Quote all entries in full, exactly.
□ □ □
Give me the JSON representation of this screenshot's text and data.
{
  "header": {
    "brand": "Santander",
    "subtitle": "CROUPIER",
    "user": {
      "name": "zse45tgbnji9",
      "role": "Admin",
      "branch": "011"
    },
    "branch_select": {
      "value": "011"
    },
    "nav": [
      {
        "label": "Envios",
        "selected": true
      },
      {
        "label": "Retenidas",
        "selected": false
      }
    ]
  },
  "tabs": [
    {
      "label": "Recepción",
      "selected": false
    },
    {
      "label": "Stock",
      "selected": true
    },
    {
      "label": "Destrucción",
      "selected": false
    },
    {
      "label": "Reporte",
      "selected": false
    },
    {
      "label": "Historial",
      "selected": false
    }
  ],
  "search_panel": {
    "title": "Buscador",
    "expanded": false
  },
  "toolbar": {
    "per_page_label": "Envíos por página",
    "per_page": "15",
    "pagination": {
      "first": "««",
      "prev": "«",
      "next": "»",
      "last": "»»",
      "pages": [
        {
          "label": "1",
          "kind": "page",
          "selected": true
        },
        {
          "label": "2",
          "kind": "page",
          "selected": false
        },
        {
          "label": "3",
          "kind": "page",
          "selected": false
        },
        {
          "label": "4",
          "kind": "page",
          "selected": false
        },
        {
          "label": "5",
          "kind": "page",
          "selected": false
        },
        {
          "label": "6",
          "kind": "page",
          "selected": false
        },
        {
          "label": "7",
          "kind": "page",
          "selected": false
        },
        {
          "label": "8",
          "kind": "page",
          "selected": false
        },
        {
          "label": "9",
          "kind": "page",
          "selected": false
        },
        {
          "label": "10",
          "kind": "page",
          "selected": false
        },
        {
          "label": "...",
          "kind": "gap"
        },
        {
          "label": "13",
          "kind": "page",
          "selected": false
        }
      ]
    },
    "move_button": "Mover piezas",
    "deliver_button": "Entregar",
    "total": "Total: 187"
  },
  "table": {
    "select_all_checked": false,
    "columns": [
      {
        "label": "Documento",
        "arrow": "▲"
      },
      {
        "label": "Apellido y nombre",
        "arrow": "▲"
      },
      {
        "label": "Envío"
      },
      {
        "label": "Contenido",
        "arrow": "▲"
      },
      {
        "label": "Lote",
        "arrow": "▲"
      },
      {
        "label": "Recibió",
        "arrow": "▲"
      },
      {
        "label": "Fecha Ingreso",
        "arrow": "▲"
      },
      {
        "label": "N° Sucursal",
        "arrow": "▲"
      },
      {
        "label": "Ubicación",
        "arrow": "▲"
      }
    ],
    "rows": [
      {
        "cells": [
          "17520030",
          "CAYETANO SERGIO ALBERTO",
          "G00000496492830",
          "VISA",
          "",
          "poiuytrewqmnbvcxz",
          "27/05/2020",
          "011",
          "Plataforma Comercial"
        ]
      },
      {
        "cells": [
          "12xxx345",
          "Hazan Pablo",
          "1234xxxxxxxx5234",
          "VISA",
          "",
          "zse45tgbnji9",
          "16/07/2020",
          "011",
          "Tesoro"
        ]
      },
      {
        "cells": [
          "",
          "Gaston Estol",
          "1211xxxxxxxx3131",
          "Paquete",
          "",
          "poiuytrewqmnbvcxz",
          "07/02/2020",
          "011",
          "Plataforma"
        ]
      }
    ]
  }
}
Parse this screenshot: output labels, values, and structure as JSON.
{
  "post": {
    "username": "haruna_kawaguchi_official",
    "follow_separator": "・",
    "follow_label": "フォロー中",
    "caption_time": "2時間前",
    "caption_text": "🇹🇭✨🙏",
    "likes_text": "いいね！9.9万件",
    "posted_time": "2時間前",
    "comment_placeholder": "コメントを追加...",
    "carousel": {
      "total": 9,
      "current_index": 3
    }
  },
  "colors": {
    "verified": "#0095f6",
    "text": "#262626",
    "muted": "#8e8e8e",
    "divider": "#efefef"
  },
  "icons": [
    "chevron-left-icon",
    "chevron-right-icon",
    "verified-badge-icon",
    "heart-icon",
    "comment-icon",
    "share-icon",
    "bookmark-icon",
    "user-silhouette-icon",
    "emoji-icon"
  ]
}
□ □ □
THE RESULT |
Give me the JSON representation of this screenshot's text and data.
{
  "header": {
    "brand": "Santander",
    "subtitle": "CROUPIER",
    "user": {
      "name": "zse45tgbnji9",
      "role": "Admin",
      "branch": "011"
    },
    "branch_select": {
      "value": "011"
    },
    "nav": [
      {
        "label": "Envios",
        "selected": true
      },
      {
        "label": "Retenidas",
        "selected": false
      }
    ]
  },
  "tabs": [
    {
      "label": "Recepción",
      "selected": false
    },
    {
      "label": "Stock",
      "selected": true
    },
    {
      "label": "Destrucción",
      "selected": false
    },
    {
      "label": "Reporte",
      "selected": false
    },
    {
      "label": "Historial",
      "selected": false
    }
  ],
  "search_panel": {
    "title": "Buscador",
    "expanded": false
  },
  "toolbar": {
    "per_page_label": "Envíos por página",
    "per_page": "15",
    "pagination": {
      "first": "««",
      "prev": "«",
      "next": "»",
      "last": "»»",
      "pages": [
        {
          "label": "1",
          "kind": "page",
          "selected": true
        },
        {
          "label": "2",
          "kind": "page",
          "selected": false
        },
        {
          "label": "3",
          "kind": "page",
          "selected": false
        },
        {
          "label": "4",
          "kind": "page",
          "selected": false
        },
        {
          "label": "5",
          "kind": "page",
          "selected": false
        },
        {
          "label": "6",
          "kind": "page",
          "selected": false
        },
        {
          "label": "7",
          "kind": "page",
          "selected": false
        },
        {
          "label": "8",
          "kind": "page",
          "selected": false
        },
        {
          "label": "9",
          "kind": "page",
          "selected": false
        },
        {
          "label": "10",
          "kind": "page",
          "selected": false
        },
        {
          "label": "...",
          "kind": "gap"
        },
        {
          "label": "13",
          "kind": "page",
          "selected": false
        }
      ]
    },
    "move_button": "Mover piezas",
    "deliver_button": "Entregar",
    "total": "Total: 187"
  },
  "table": {
    "select_all_checked": false,
    "columns": [
      {
        "label": "Documento",
        "arrow": "▲"
      },
      {
        "label": "Apellido y nombre",
        "arrow": "▲"
      },
      {
        "label": "Envío"
      },
      {
        "label": "Contenido",
        "arrow": "▲"
      },
      {
        "label": "Lote",
        "arrow": "▲"
      },
      {
        "label": "Recibió",
        "arrow": "▲"
      },
      {
        "label": "Fecha Ingreso",
        "arrow": "▲"
      },
      {
        "label": "N° Sucursal",
        "arrow": "▲"
      },
      {
        "label": "Ubicación",
        "arrow": "▲"
      }
    ],
    "rows": [
      {
        "cells": [
          "17520030",
          "CAYETANO SERGIO ALBERTO",
          "G00000496492830",
          "VISA",
          "",
          "poiuytrewqmnbvcxz",
          "27/05/2020",
          "011",
          "Plataforma Comercial"
        ]
      },
      {
        "cells": [
          "12xxx345",
          "Hazan Pablo",
          "1234xxxxxxxx5234",
          "VISA",
          "",
          "zse45tgbnji9",
          "16/07/2020",
          "011",
          "Tesoro"
        ]
      },
      {
        "cells": [
          "",
          "Gaston Estol",
          "1211xxxxxxxx3131",
          "Paquete",
          "",
          "poiuytrewqmnbvcxz",
          "07/02/2020",
          "011",
          "Plataforma"
        ]
      }
    ]
  }
}
Parse this screenshot: output labels, values, and structure as JSON.
{
  "post": {
    "username": "haruna_kawaguchi_official",
    "follow_separator": "・",
    "follow_label": "フォロー中",
    "caption_time": "2時間前",
    "caption_text": "🇹🇭✨🙏",
    "likes_text": "いいね！9.9万件",
    "posted_time": "2時間前",
    "comment_placeholder": "コメントを追加...",
    "carousel": {
      "total": 9,
      "current_index": 3
    }
  },
  "colors": {
    "verified": "#0095f6",
    "text": "#262626",
    "muted": "#8e8e8e",
    "divider": "#efefef"
  },
  "icons": [
    "chevron-left-icon",
    "chevron-right-icon",
    "verified-badge-icon",
    "heart-icon",
    "comment-icon",
    "share-icon",
    "bookmark-icon",
    "user-silhouette-icon",
    "emoji-icon"
  ]
}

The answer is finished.